**Given instruction**
Each line below is to be written out in full, exactly as shown.
————————
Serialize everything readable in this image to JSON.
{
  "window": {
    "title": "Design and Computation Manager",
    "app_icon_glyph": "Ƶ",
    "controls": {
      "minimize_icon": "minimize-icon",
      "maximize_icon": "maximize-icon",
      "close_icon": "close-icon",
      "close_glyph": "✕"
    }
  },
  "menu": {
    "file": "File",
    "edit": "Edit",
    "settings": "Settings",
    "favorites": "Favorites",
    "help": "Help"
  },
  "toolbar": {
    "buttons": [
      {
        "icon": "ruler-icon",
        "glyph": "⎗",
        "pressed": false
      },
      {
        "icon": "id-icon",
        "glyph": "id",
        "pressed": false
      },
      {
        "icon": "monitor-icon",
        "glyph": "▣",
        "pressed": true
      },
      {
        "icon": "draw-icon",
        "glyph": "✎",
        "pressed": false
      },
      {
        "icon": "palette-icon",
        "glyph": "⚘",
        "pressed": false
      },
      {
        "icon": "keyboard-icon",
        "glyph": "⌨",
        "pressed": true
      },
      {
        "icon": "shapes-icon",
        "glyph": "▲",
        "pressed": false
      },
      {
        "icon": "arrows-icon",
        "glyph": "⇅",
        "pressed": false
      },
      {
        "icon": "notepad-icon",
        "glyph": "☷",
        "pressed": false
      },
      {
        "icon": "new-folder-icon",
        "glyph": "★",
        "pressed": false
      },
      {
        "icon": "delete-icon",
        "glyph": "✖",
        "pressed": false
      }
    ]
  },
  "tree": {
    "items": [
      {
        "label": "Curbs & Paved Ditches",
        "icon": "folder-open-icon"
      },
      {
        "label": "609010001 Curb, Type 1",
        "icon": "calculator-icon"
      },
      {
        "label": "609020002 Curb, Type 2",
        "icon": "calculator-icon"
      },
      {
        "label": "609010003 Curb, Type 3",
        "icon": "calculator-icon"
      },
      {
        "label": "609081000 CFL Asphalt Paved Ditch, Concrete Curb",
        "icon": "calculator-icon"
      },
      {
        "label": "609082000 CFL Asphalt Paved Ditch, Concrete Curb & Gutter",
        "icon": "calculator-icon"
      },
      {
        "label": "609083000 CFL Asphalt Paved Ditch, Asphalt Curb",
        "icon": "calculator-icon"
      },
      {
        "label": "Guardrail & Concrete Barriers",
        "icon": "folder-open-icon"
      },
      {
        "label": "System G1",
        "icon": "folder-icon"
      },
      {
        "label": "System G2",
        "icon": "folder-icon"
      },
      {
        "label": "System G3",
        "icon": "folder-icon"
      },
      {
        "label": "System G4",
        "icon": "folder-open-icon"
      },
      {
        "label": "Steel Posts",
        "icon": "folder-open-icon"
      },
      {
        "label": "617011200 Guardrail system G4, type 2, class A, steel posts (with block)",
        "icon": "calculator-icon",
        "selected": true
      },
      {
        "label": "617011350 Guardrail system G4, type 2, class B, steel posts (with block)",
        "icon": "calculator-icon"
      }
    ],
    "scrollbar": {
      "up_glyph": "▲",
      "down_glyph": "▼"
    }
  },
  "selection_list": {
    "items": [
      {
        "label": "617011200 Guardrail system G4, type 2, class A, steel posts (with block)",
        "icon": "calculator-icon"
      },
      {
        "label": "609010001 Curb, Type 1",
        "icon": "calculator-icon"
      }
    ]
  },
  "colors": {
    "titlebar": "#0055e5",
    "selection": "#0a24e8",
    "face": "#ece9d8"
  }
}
————————
**Reply to the task**
Serialize everything readable in this image to JSON.
{
  "window": {
    "title": "Design and Computation Manager",
    "app_icon_glyph": "Ƶ",
    "controls": {
      "minimize_icon": "minimize-icon",
      "maximize_icon": "maximize-icon",
      "close_icon": "close-icon",
      "close_glyph": "✕"
    }
  },
  "menu": {
    "file": "File",
    "edit": "Edit",
    "settings": "Settings",
    "favorites": "Favorites",
    "help": "Help"
  },
  "toolbar": {
    "buttons": [
      {
        "icon": "ruler-icon",
        "glyph": "⎗",
        "pressed": false
      },
      {
        "icon": "id-icon",
        "glyph": "id",
        "pressed": false
      },
      {
        "icon": "monitor-icon",
        "glyph": "▣",
        "pressed": true
      },
      {
        "icon": "draw-icon",
        "glyph": "✎",
        "pressed": false
      },
      {
        "icon": "palette-icon",
        "glyph": "⚘",
        "pressed": false
      },
      {
        "icon": "keyboard-icon",
        "glyph": "⌨",
        "pressed": true
      },
      {
        "icon": "shapes-icon",
        "glyph": "▲",
        "pressed": false
      },
      {
        "icon": "arrows-icon",
        "glyph": "⇅",
        "pressed": false
      },
      {
        "icon": "notepad-icon",
        "glyph": "☷",
        "pressed": false
      },
      {
        "icon": "new-folder-icon",
        "glyph": "★",
        "pressed": false
      },
      {
        "icon": "delete-icon",
        "glyph": "✖",
        "pressed": false
      }
    ]
  },
  "tree": {
    "items": [
      {
        "label": "Curbs & Paved Ditches",
        "icon": "folder-open-icon"
      },
      {
        "label": "609010001 Curb, Type 1",
        "icon": "calculator-icon"
      },
      {
        "label": "609020002 Curb, Type 2",
        "icon": "calculator-icon"
      },
      {
        "label": "609010003 Curb, Type 3",
        "icon": "calculator-icon"
      },
      {
        "label": "609081000 CFL Asphalt Paved Ditch, Concrete Curb",
        "icon": "calculator-icon"
      },
      {
        "label": "609082000 CFL Asphalt Paved Ditch, Concrete Curb & Gutter",
        "icon": "calculator-icon"
      },
      {
        "label": "609083000 CFL Asphalt Paved Ditch, Asphalt Curb",
        "icon": "calculator-icon"
      },
      {
        "label": "Guardrail & Concrete Barriers",
        "icon": "folder-open-icon"
      },
      {
        "label": "System G1",
        "icon": "folder-icon"
      },
      {
        "label": "System G2",
        "icon": "folder-icon"
      },
      {
        "label": "System G3",
        "icon": "folder-icon"
      },
      {
        "label": "System G4",
        "icon": "folder-open-icon"
      },
      {
        "label": "Steel Posts",
        "icon": "folder-open-icon"
      },
      {
        "label": "617011200 Guardrail system G4, type 2, class A, steel posts (with block)",
        "icon": "calculator-icon",
        "selected": true
      },
      {
        "label": "617011350 Guardrail system G4, type 2, class B, steel posts (with block)",
        "icon": "calculator-icon"
      }
    ],
    "scrollbar": {
      "up_glyph": "▲",
      "down_glyph": "▼"
    }
  },
  "selection_list": {
    "items": [
      {
        "label": "617011200 Guardrail system G4, type 2, class A, steel posts (with block)",
        "icon": "calculator-icon"
      },
      {
        "label": "609010001 Curb, Type 1",
        "icon": "calculator-icon"
      }
    ]
  },
  "colors": {
    "titlebar": "#0055e5",
    "selection": "#0a24e8",
    "face": "#ece9d8"
  }
}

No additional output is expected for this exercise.